*SOURCE MATERIAL*.
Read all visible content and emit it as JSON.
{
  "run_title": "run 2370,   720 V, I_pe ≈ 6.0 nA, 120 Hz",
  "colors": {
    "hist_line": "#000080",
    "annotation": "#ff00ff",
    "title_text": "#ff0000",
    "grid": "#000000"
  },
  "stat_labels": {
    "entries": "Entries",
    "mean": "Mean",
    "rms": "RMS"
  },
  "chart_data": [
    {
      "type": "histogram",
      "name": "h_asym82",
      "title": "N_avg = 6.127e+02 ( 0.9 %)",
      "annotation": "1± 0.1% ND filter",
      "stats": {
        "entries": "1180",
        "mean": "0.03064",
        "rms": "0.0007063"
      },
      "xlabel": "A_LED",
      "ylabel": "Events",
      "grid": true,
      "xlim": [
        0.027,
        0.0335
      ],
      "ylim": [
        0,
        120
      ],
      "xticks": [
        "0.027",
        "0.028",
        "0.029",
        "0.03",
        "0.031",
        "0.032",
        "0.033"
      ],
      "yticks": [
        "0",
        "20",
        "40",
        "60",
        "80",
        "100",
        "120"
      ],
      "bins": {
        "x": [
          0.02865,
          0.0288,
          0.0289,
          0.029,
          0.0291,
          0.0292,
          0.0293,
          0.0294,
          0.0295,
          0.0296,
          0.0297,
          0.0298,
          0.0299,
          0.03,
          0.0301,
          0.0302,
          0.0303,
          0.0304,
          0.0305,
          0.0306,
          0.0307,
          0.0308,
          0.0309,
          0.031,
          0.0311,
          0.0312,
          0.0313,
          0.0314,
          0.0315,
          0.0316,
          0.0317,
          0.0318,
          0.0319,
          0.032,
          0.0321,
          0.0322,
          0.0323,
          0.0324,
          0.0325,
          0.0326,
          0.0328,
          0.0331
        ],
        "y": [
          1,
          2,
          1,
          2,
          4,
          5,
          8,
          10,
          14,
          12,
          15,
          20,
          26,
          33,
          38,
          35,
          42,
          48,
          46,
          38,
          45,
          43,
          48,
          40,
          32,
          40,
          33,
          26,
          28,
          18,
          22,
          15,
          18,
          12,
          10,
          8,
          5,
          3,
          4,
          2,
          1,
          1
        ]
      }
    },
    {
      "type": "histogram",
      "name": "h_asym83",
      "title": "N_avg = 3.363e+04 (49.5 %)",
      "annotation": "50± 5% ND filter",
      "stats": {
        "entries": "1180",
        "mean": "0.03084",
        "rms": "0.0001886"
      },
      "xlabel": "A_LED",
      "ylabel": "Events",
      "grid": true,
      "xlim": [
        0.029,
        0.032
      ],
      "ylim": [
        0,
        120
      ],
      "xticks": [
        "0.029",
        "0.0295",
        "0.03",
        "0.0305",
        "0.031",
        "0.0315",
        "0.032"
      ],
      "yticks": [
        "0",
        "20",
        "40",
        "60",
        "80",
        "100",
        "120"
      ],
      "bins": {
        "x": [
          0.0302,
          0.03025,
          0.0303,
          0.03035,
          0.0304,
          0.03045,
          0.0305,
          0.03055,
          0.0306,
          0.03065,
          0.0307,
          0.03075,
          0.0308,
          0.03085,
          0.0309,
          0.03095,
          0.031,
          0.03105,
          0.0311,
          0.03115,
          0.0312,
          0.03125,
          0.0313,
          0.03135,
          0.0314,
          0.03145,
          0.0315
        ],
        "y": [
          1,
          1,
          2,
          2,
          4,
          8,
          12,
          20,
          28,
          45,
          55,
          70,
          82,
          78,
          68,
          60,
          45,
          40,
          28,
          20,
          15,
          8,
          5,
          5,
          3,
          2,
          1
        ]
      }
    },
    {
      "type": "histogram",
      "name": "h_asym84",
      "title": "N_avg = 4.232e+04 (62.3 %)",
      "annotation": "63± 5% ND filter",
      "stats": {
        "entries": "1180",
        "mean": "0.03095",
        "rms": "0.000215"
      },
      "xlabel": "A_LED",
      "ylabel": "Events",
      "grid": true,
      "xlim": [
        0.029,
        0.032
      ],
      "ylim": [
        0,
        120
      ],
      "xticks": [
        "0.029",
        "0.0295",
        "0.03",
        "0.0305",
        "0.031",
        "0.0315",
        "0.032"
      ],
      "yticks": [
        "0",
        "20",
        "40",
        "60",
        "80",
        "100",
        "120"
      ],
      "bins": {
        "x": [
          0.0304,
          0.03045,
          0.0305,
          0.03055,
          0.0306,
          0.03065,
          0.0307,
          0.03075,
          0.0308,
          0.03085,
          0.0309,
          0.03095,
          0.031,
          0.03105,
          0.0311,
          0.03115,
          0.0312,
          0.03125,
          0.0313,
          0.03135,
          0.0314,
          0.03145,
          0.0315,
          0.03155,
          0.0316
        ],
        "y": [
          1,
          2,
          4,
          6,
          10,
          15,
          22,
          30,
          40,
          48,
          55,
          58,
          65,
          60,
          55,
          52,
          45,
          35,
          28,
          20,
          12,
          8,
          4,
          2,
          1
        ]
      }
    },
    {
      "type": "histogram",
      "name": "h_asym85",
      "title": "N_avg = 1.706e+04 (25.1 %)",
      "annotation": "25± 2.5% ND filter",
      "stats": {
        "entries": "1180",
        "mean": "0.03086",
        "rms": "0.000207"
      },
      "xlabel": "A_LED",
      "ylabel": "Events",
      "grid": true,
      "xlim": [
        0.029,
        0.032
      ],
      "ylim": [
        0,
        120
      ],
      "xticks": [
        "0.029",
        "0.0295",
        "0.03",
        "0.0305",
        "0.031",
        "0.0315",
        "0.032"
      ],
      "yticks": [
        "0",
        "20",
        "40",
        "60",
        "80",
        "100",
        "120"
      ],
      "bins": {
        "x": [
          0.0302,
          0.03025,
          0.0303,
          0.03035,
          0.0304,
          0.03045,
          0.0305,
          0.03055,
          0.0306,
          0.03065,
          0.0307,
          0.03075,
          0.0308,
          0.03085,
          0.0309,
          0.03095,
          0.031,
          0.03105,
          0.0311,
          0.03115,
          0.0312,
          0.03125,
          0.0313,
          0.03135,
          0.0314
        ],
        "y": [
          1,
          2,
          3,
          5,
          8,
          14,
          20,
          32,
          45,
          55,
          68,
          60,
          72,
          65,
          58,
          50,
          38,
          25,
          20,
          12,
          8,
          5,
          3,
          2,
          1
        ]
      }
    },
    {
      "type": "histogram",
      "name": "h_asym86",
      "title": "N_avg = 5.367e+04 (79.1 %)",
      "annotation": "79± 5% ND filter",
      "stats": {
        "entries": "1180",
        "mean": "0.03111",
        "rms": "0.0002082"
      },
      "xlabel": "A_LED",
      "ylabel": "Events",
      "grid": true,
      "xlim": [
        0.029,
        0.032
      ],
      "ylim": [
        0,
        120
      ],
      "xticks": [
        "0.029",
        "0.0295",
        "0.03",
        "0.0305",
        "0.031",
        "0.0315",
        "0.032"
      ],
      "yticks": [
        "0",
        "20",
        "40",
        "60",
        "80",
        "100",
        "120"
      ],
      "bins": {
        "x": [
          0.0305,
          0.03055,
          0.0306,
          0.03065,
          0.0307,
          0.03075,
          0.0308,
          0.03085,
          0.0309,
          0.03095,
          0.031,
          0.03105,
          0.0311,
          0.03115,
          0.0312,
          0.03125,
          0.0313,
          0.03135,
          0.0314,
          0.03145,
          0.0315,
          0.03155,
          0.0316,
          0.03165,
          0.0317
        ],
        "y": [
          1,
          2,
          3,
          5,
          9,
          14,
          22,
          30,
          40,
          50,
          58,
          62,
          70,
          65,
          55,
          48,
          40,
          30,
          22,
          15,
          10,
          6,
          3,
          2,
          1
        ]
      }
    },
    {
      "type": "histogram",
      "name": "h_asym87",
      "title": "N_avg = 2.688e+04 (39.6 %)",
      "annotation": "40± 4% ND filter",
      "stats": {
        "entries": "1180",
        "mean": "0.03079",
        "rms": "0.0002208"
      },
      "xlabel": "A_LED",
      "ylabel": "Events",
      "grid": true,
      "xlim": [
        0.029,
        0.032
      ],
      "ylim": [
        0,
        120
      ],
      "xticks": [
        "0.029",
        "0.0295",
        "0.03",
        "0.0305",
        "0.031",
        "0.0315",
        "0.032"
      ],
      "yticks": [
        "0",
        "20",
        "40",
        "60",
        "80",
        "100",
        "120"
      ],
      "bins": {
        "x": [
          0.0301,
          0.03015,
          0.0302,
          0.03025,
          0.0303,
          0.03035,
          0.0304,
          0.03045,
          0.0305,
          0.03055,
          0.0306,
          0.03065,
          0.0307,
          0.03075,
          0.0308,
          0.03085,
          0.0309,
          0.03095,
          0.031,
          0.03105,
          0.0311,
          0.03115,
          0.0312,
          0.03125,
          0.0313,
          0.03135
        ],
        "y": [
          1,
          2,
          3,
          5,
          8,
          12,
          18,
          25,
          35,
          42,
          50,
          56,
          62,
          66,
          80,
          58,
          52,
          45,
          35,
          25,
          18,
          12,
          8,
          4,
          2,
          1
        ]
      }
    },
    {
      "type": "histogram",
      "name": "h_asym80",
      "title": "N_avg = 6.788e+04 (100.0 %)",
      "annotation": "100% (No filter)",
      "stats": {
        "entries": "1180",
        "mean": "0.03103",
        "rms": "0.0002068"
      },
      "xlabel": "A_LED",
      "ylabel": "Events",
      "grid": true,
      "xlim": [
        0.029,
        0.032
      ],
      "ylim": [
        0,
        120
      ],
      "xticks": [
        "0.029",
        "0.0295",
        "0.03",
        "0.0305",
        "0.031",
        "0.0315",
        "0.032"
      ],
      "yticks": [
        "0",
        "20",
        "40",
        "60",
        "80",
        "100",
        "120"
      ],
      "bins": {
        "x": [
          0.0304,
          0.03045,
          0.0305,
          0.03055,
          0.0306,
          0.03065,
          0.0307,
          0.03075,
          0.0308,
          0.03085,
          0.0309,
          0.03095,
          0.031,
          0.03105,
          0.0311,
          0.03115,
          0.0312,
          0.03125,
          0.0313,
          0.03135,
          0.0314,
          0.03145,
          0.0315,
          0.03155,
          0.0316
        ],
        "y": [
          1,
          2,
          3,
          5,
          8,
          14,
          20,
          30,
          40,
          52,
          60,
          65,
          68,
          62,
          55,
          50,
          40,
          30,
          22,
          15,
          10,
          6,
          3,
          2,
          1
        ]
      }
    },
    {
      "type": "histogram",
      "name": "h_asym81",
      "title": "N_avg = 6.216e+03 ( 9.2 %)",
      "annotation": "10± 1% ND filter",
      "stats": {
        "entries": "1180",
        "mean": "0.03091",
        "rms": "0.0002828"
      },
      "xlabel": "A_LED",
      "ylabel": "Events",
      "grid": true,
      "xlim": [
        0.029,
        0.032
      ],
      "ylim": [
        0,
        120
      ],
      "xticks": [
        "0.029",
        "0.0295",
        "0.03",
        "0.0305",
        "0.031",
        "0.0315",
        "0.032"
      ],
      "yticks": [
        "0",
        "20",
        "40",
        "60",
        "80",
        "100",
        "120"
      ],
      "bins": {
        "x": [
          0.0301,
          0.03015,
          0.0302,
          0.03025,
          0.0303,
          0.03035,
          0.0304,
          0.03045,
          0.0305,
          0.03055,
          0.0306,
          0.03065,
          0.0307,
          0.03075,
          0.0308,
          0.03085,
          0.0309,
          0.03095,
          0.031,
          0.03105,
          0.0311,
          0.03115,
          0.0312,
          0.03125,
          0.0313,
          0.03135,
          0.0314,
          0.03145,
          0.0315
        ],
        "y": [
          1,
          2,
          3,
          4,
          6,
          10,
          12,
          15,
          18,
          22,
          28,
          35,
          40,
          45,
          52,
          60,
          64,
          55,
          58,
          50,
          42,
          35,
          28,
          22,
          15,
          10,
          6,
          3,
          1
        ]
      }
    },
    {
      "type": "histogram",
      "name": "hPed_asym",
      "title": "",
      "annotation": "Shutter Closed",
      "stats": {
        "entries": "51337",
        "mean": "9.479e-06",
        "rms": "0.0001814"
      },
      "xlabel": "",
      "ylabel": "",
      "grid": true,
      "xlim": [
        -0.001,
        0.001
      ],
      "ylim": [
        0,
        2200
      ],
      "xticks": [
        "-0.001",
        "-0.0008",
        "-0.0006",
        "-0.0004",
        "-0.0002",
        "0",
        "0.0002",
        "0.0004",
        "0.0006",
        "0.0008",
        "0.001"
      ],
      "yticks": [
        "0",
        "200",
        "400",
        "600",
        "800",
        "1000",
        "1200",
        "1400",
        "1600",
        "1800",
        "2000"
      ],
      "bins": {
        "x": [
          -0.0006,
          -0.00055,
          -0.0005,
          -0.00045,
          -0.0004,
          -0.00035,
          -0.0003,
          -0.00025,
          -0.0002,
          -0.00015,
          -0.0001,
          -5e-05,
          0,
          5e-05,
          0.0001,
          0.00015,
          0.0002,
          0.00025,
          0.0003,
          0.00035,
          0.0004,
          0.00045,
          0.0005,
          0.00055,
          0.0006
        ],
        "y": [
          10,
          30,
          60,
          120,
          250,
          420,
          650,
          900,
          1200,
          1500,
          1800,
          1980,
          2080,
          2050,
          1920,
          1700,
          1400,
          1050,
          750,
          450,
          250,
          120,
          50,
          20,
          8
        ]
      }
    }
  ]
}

*CHALLENGE*. Gather, from the listing above, every line carrying the word "annotation".

*SOLUTION TO THIS PROBLEM*.
    "annotation": "#ff00ff",
      "annotation": "1± 0.1% ND filter",
      "annotation": "50± 5% ND filter",
      "annotation": "63± 5% ND filter",
      "annotation": "25± 2.5% ND filter",
      "annotation": "79± 5% ND filter",
      "annotation": "40± 4% ND filter",
      "annotation": "100% (No filter)",
      "annotation": "10± 1% ND filter",
      "annotation": "Shutter Closed",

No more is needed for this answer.